### Prompt
Count the lines that hold the string "Donald". Reply with the number alone.

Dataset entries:
## Begin

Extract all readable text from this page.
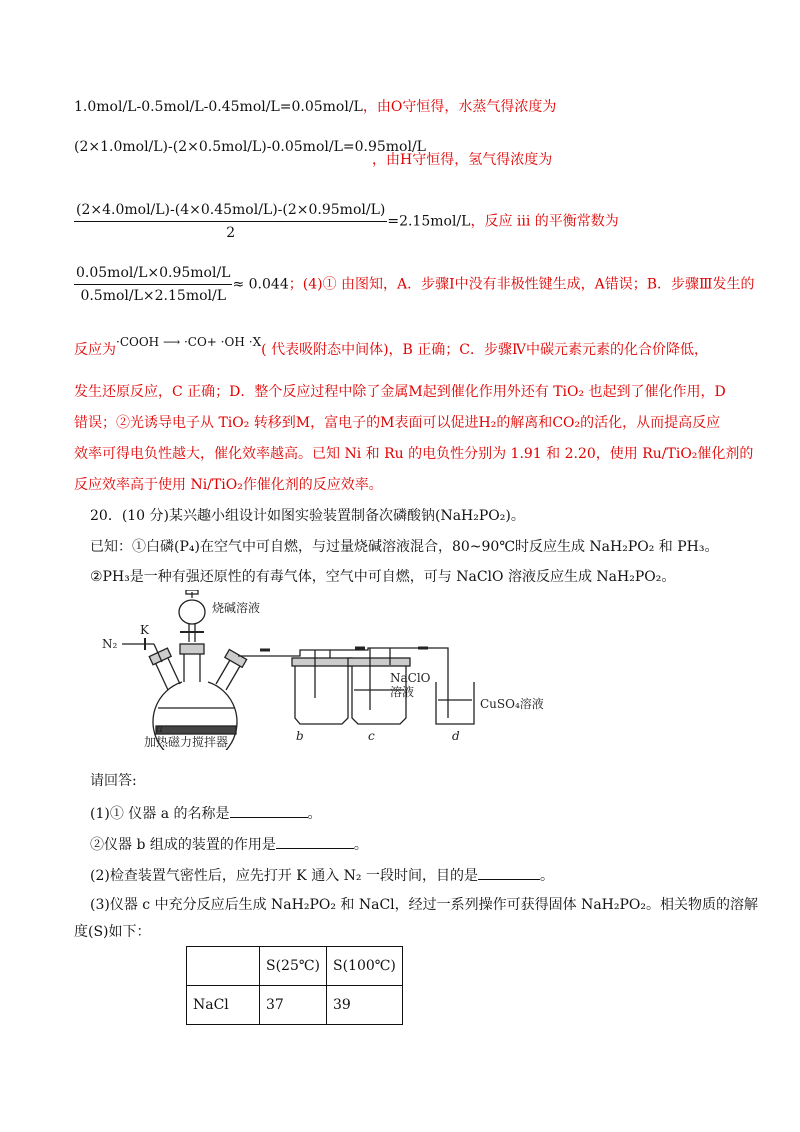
1.0mol/L-0.5mol/L-0.45mol/L=0.05mol/L，由O守恒得，水蒸气得浓度为
(2×1.0mol/L)-(2×0.5mol/L)-0.05mol/L=0.95mol/L
，由H守恒得，氢气得浓度为
$\frac{\text{(2×4.0mol/L)-(4×0.45mol/L)-(2×0.95mol/L)}}{2} =2.15mol/L$，反应 iii 的平衡常数为
$\frac{\text{0.05mol/L×0.95mol/L}}{\text{0.5mol/L×2.15mol/L}} \approx 0.044$；(4)① 由图知，A．步骤Ⅰ中没有非极性键生成，A错误；B．步骤Ⅲ发生的
反应为·COOH ⟶ ·CO+ ·OH ·X( 代表吸附态中间体)，B 正确；C．步骤Ⅳ中碳元素元素的化合价降低，
发生还原反应，C 正确；D．整个反应过程中除了金属M起到催化作用外还有 TiO₂ 也起到了催化作用，D
错误；②光诱导电子从 TiO₂ 转移到M，富电子的M表面可以促进H₂的解离和CO₂的活化，从而提高反应
效率可得电负性越大，催化效率越高。已知 Ni 和 Ru 的电负性分别为 1.91 和 2.20，使用 Ru/TiO₂催化剂的
反应效率高于使用 Ni/TiO₂作催化剂的反应效率。
20．(10 分)某兴趣小组设计如图实验装置制备次磷酸钠(NaH₂PO₂)。
已知：①白磷(P₄)在空气中可自燃，与过量烧碱溶液混合，80~90℃时反应生成 NaH₂PO₂ 和 PH₃。
②PH₃是一种有强还原性的有毒气体，空气中可自燃，可与 NaClO 溶液反应生成 NaH₂PO₂。
烧碱溶液
K
N₂
a
加热磁力搅拌器	b	c	d
NaClO
溶液
CuSO₄溶液
请回答:
(1)① 仪器 a 的名称是	。
②仪器 b 组成的装置的作用是	。
(2)检查装置气密性后，应先打开 K 通入 N₂ 一段时间，目的是	。
(3)仪器 c 中充分反应后生成 NaH₂PO₂ 和 NaCl，经过一系列操作可获得固体 NaH₂PO₂。相关物质的溶解
度(S)如下：
	S(25℃)	S(100℃)
NaCl	37	39
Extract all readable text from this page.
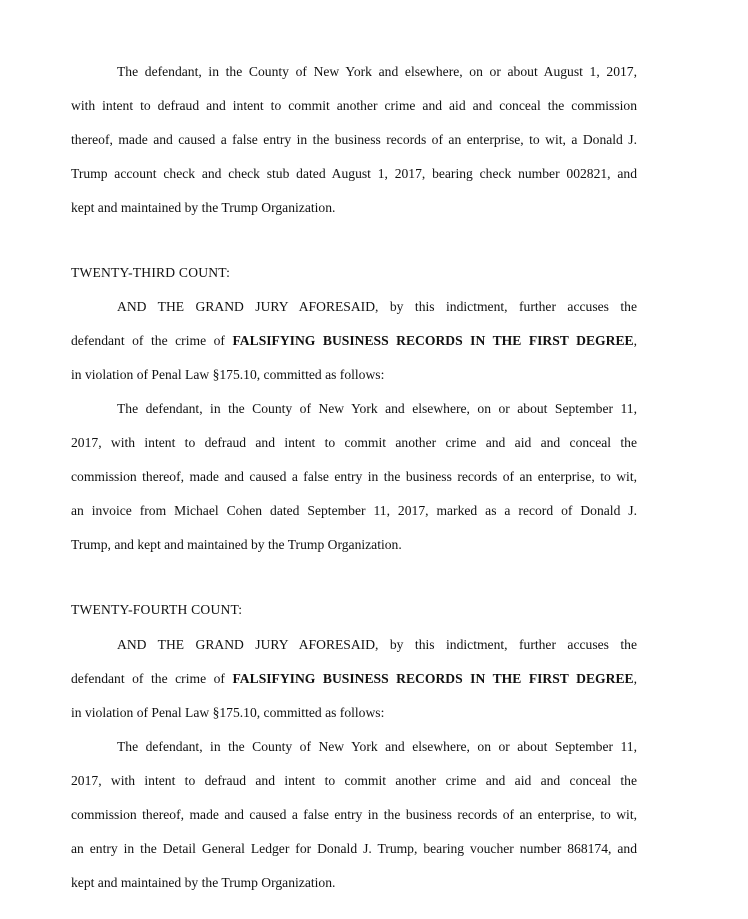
The defendant, in the County of New York and elsewhere, on or about August 1, 2017,
with intent to defraud and intent to commit another crime and aid and conceal the commission
thereof, made and caused a false entry in the business records of an enterprise, to wit, a Donald J.
Trump account check and check stub dated August 1, 2017, bearing check number 002821, and
kept and maintained by the Trump Organization.
TWENTY-THIRD COUNT:
AND THE GRAND JURY AFORESAID, by this indictment, further accuses the
defendant of the crime of FALSIFYING BUSINESS RECORDS IN THE FIRST DEGREE,
in violation of Penal Law §175.10, committed as follows:
The defendant, in the County of New York and elsewhere, on or about September 11,
2017, with intent to defraud and intent to commit another crime and aid and conceal the
commission thereof, made and caused a false entry in the business records of an enterprise, to wit,
an invoice from Michael Cohen dated September 11, 2017, marked as a record of Donald J.
Trump, and kept and maintained by the Trump Organization.
TWENTY-FOURTH COUNT:
AND THE GRAND JURY AFORESAID, by this indictment, further accuses the
defendant of the crime of FALSIFYING BUSINESS RECORDS IN THE FIRST DEGREE,
in violation of Penal Law §175.10, committed as follows:
The defendant, in the County of New York and elsewhere, on or about September 11,
2017, with intent to defraud and intent to commit another crime and aid and conceal the
commission thereof, made and caused a false entry in the business records of an enterprise, to wit,
an entry in the Detail General Ledger for Donald J. Trump, bearing voucher number 868174, and
kept and maintained by the Trump Organization.
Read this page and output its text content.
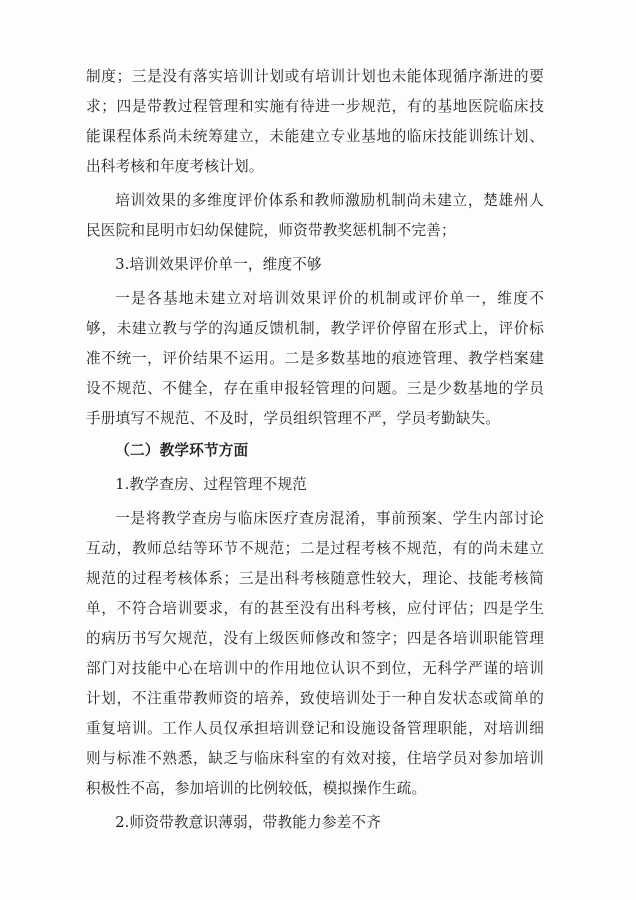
制度；三是没有落实培训计划或有培训计划也未能体现循序渐进的要求；四是带教过程管理和实施有待进一步规范，有的基地医院临床技能课程体系尚未统筹建立，未能建立专业基地的临床技能训练计划、出科考核和年度考核计划。

培训效果的多维度评价体系和教师激励机制尚未建立，楚雄州人民医院和昆明市妇幼保健院，师资带教奖惩机制不完善；

3.培训效果评价单一，维度不够

一是各基地未建立对培训效果评价的机制或评价单一，维度不够，未建立教与学的沟通反馈机制，教学评价停留在形式上，评价标准不统一，评价结果不运用。二是多数基地的痕迹管理、教学档案建设不规范、不健全，存在重申报轻管理的问题。三是少数基地的学员手册填写不规范、不及时，学员组织管理不严，学员考勤缺失。

（二）教学环节方面

1.教学查房、过程管理不规范

一是将教学查房与临床医疗查房混淆，事前预案、学生内部讨论互动，教师总结等环节不规范；二是过程考核不规范，有的尚未建立规范的过程考核体系；三是出科考核随意性较大，理论、技能考核简单，不符合培训要求，有的甚至没有出科考核，应付评估；四是学生的病历书写欠规范，没有上级医师修改和签字；四是各培训职能管理部门对技能中心在培训中的作用地位认识不到位，无科学严谨的培训计划，不注重带教师资的培养，致使培训处于一种自发状态或简单的重复培训。工作人员仅承担培训登记和设施设备管理职能，对培训细则与标准不熟悉，缺乏与临床科室的有效对接，住培学员对参加培训积极性不高，参加培训的比例较低，模拟操作生疏。

2.师资带教意识薄弱，带教能力参差不齐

## End

### Exercise response
3